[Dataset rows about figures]
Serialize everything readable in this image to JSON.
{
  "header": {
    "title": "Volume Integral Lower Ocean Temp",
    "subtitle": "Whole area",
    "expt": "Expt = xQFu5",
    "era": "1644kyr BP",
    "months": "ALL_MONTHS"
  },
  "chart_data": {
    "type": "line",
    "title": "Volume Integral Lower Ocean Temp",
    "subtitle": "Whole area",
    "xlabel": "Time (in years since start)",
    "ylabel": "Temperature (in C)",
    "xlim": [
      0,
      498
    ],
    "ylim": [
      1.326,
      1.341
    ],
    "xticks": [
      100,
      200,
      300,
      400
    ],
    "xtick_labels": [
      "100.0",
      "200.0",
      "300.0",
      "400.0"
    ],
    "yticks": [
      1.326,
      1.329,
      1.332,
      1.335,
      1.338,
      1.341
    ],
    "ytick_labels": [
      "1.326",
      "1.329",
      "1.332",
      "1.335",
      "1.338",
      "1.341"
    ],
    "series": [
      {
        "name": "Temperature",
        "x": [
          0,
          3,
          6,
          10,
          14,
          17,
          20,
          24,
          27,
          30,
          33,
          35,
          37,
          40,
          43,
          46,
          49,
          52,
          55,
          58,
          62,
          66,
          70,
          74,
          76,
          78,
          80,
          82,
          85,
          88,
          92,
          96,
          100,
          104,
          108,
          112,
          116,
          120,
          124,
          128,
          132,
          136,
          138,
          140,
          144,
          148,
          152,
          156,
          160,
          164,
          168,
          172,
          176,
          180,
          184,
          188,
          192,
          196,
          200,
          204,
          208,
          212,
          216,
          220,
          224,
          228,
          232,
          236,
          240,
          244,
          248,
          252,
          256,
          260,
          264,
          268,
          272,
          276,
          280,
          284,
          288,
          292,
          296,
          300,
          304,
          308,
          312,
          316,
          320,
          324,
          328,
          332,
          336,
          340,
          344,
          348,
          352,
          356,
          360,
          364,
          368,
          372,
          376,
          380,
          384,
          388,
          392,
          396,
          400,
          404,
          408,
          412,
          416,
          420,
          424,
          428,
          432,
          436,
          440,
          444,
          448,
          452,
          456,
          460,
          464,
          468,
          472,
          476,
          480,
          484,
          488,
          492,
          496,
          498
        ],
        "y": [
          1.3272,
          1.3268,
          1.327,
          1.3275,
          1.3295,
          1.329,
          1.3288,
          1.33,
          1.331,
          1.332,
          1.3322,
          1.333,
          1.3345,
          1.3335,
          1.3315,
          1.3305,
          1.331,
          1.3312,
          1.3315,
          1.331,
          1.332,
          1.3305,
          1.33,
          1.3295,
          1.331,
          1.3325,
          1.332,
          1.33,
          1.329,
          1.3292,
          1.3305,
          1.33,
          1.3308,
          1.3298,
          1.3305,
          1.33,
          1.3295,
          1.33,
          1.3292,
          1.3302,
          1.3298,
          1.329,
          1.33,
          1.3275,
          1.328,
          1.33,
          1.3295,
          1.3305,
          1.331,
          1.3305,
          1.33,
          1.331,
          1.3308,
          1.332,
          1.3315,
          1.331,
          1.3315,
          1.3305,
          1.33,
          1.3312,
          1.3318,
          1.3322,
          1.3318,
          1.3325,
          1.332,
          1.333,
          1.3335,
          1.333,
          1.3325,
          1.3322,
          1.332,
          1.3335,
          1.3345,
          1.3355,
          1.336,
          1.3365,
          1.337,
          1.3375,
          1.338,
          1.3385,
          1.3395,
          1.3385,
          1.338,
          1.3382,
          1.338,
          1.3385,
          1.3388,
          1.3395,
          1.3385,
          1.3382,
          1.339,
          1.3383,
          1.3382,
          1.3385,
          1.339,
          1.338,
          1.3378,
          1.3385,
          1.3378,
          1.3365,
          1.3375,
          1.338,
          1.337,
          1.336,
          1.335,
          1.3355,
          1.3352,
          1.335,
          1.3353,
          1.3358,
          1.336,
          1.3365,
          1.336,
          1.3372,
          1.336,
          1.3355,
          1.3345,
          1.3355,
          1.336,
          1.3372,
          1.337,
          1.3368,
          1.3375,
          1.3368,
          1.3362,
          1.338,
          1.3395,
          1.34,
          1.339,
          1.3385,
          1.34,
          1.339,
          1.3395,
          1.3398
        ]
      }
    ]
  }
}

#### DO THIS
Extract each line from the listing above, please, and repeat it exactly.

#### FULL OUTPUT
Serialize everything readable in this image to JSON.
{
  "header": {
    "title": "Volume Integral Lower Ocean Temp",
    "subtitle": "Whole area",
    "expt": "Expt = xQFu5",
    "era": "1644kyr BP",
    "months": "ALL_MONTHS"
  },
  "chart_data": {
    "type": "line",
    "title": "Volume Integral Lower Ocean Temp",
    "subtitle": "Whole area",
    "xlabel": "Time (in years since start)",
    "ylabel": "Temperature (in C)",
    "xlim": [
      0,
      498
    ],
    "ylim": [
      1.326,
      1.341
    ],
    "xticks": [
      100,
      200,
      300,
      400
    ],
    "xtick_labels": [
      "100.0",
      "200.0",
      "300.0",
      "400.0"
    ],
    "yticks": [
      1.326,
      1.329,
      1.332,
      1.335,
      1.338,
      1.341
    ],
    "ytick_labels": [
      "1.326",
      "1.329",
      "1.332",
      "1.335",
      "1.338",
      "1.341"
    ],
    "series": [
      {
        "name": "Temperature",
        "x": [
          0,
          3,
          6,
          10,
          14,
          17,
          20,
          24,
          27,
          30,
          33,
          35,
          37,
          40,
          43,
          46,
          49,
          52,
          55,
          58,
          62,
          66,
          70,
          74,
          76,
          78,
          80,
          82,
          85,
          88,
          92,
          96,
          100,
          104,
          108,
          112,
          116,
          120,
          124,
          128,
          132,
          136,
          138,
          140,
          144,
          148,
          152,
          156,
          160,
          164,
          168,
          172,
          176,
          180,
          184,
          188,
          192,
          196,
          200,
          204,
          208,
          212,
          216,
          220,
          224,
          228,
          232,
          236,
          240,
          244,
          248,
          252,
          256,
          260,
          264,
          268,
          272,
          276,
          280,
          284,
          288,
          292,
          296,
          300,
          304,
          308,
          312,
          316,
          320,
          324,
          328,
          332,
          336,
          340,
          344,
          348,
          352,
          356,
          360,
          364,
          368,
          372,
          376,
          380,
          384,
          388,
          392,
          396,
          400,
          404,
          408,
          412,
          416,
          420,
          424,
          428,
          432,
          436,
          440,
          444,
          448,
          452,
          456,
          460,
          464,
          468,
          472,
          476,
          480,
          484,
          488,
          492,
          496,
          498
        ],
        "y": [
          1.3272,
          1.3268,
          1.327,
          1.3275,
          1.3295,
          1.329,
          1.3288,
          1.33,
          1.331,
          1.332,
          1.3322,
          1.333,
          1.3345,
          1.3335,
          1.3315,
          1.3305,
          1.331,
          1.3312,
          1.3315,
          1.331,
          1.332,
          1.3305,
          1.33,
          1.3295,
          1.331,
          1.3325,
          1.332,
          1.33,
          1.329,
          1.3292,
          1.3305,
          1.33,
          1.3308,
          1.3298,
          1.3305,
          1.33,
          1.3295,
          1.33,
          1.3292,
          1.3302,
          1.3298,
          1.329,
          1.33,
          1.3275,
          1.328,
          1.33,
          1.3295,
          1.3305,
          1.331,
          1.3305,
          1.33,
          1.331,
          1.3308,
          1.332,
          1.3315,
          1.331,
          1.3315,
          1.3305,
          1.33,
          1.3312,
          1.3318,
          1.3322,
          1.3318,
          1.3325,
          1.332,
          1.333,
          1.3335,
          1.333,
          1.3325,
          1.3322,
          1.332,
          1.3335,
          1.3345,
          1.3355,
          1.336,
          1.3365,
          1.337,
          1.3375,
          1.338,
          1.3385,
          1.3395,
          1.3385,
          1.338,
          1.3382,
          1.338,
          1.3385,
          1.3388,
          1.3395,
          1.3385,
          1.3382,
          1.339,
          1.3383,
          1.3382,
          1.3385,
          1.339,
          1.338,
          1.3378,
          1.3385,
          1.3378,
          1.3365,
          1.3375,
          1.338,
          1.337,
          1.336,
          1.335,
          1.3355,
          1.3352,
          1.335,
          1.3353,
          1.3358,
          1.336,
          1.3365,
          1.336,
          1.3372,
          1.336,
          1.3355,
          1.3345,
          1.3355,
          1.336,
          1.3372,
          1.337,
          1.3368,
          1.3375,
          1.3368,
          1.3362,
          1.338,
          1.3395,
          1.34,
          1.339,
          1.3385,
          1.34,
          1.339,
          1.3395,
          1.3398
        ]
      }
    ]
  }
}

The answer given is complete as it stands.